(Data listing)

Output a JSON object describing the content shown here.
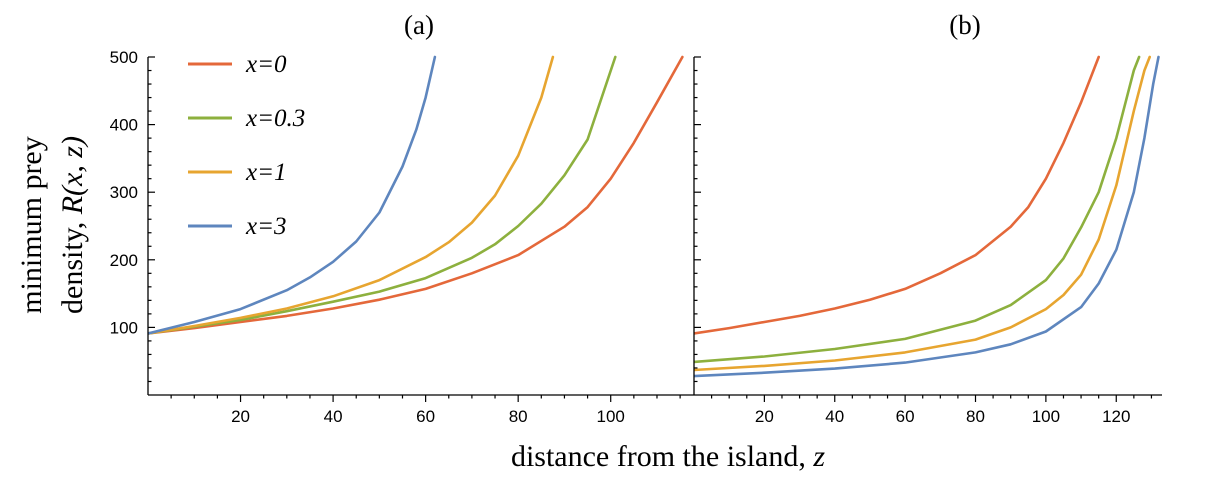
{
  "colors": {
    "x0": "#E4683A",
    "x03": "#8DB03E",
    "x1": "#E7A530",
    "x3": "#5E86BE"
  },
  "figure": {
    "ylabel_line1": "minimum prey",
    "ylabel_line2_prefix": "density, ",
    "ylabel_line2_math": "R(x, z)",
    "xlabel_prefix": "distance from the island, ",
    "xlabel_math": "z"
  },
  "legend": [
    {
      "label": "x=0",
      "color_key": "x0"
    },
    {
      "label": "x=0.3",
      "color_key": "x03"
    },
    {
      "label": "x=1",
      "color_key": "x1"
    },
    {
      "label": "x=3",
      "color_key": "x3"
    }
  ],
  "chart_data": [
    {
      "type": "line",
      "title": "(a)",
      "xlabel": "distance from the island, z",
      "ylabel": "minimum prey density, R(x, z)",
      "xlim": [
        0,
        118
      ],
      "ylim": [
        0,
        500
      ],
      "xticks": [
        20,
        40,
        60,
        80,
        100
      ],
      "yticks": [
        100,
        200,
        300,
        400,
        500
      ],
      "series": [
        {
          "name": "x=0",
          "color_key": "x0",
          "x": [
            0,
            10,
            20,
            30,
            40,
            50,
            60,
            70,
            80,
            90,
            95,
            100,
            105,
            110,
            115.5
          ],
          "y": [
            91,
            99,
            108,
            117,
            128,
            141,
            157,
            180,
            207,
            249,
            278,
            320,
            373,
            433,
            500
          ]
        },
        {
          "name": "x=0.3",
          "color_key": "x03",
          "x": [
            0,
            10,
            20,
            30,
            40,
            50,
            60,
            70,
            75,
            80,
            85,
            90,
            95,
            101
          ],
          "y": [
            91,
            101,
            111,
            124,
            138,
            153,
            173,
            203,
            223,
            250,
            283,
            325,
            378,
            500
          ]
        },
        {
          "name": "x=1",
          "color_key": "x1",
          "x": [
            0,
            10,
            20,
            30,
            40,
            50,
            60,
            65,
            70,
            75,
            80,
            85,
            87.5
          ],
          "y": [
            91,
            102,
            114,
            128,
            146,
            170,
            204,
            226,
            255,
            295,
            354,
            440,
            500
          ]
        },
        {
          "name": "x=3",
          "color_key": "x3",
          "x": [
            0,
            10,
            20,
            30,
            35,
            40,
            45,
            50,
            55,
            58,
            60,
            62
          ],
          "y": [
            91,
            108,
            127,
            155,
            174,
            197,
            227,
            270,
            338,
            393,
            440,
            500
          ]
        }
      ]
    },
    {
      "type": "line",
      "title": "(b)",
      "xlabel": "distance from the island, z",
      "ylabel": "",
      "xlim": [
        0,
        133
      ],
      "ylim": [
        0,
        500
      ],
      "xticks": [
        20,
        40,
        60,
        80,
        100,
        120
      ],
      "yticks": [
        100,
        200,
        300,
        400,
        500
      ],
      "series": [
        {
          "name": "x=0",
          "color_key": "x0",
          "x": [
            0,
            10,
            20,
            30,
            40,
            50,
            60,
            70,
            80,
            90,
            95,
            100,
            105,
            110,
            115
          ],
          "y": [
            91,
            99,
            108,
            117,
            128,
            141,
            157,
            180,
            207,
            249,
            278,
            320,
            373,
            433,
            500
          ]
        },
        {
          "name": "x=0.3",
          "color_key": "x03",
          "x": [
            0,
            20,
            40,
            60,
            80,
            90,
            100,
            105,
            110,
            115,
            120,
            123,
            125,
            126.5
          ],
          "y": [
            49,
            57,
            68,
            83,
            110,
            133,
            170,
            202,
            248,
            300,
            380,
            440,
            480,
            500
          ]
        },
        {
          "name": "x=1",
          "color_key": "x1",
          "x": [
            0,
            20,
            40,
            60,
            80,
            90,
            100,
            105,
            110,
            115,
            120,
            125,
            128,
            129.5
          ],
          "y": [
            37,
            43,
            51,
            63,
            82,
            100,
            127,
            148,
            178,
            230,
            310,
            420,
            480,
            500
          ]
        },
        {
          "name": "x=3",
          "color_key": "x3",
          "x": [
            0,
            20,
            40,
            60,
            80,
            90,
            100,
            110,
            115,
            120,
            125,
            128,
            130.5,
            132
          ],
          "y": [
            28,
            33,
            39,
            48,
            63,
            75,
            94,
            130,
            165,
            215,
            300,
            380,
            460,
            500
          ]
        }
      ]
    }
  ]
}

• _Required task_:
Copy the lines from the entries above in which the word "prey" appears.

• _Final answer_:
    "ylabel_line1": "minimum prey",
      "ylabel": "minimum prey density, R(x, z)",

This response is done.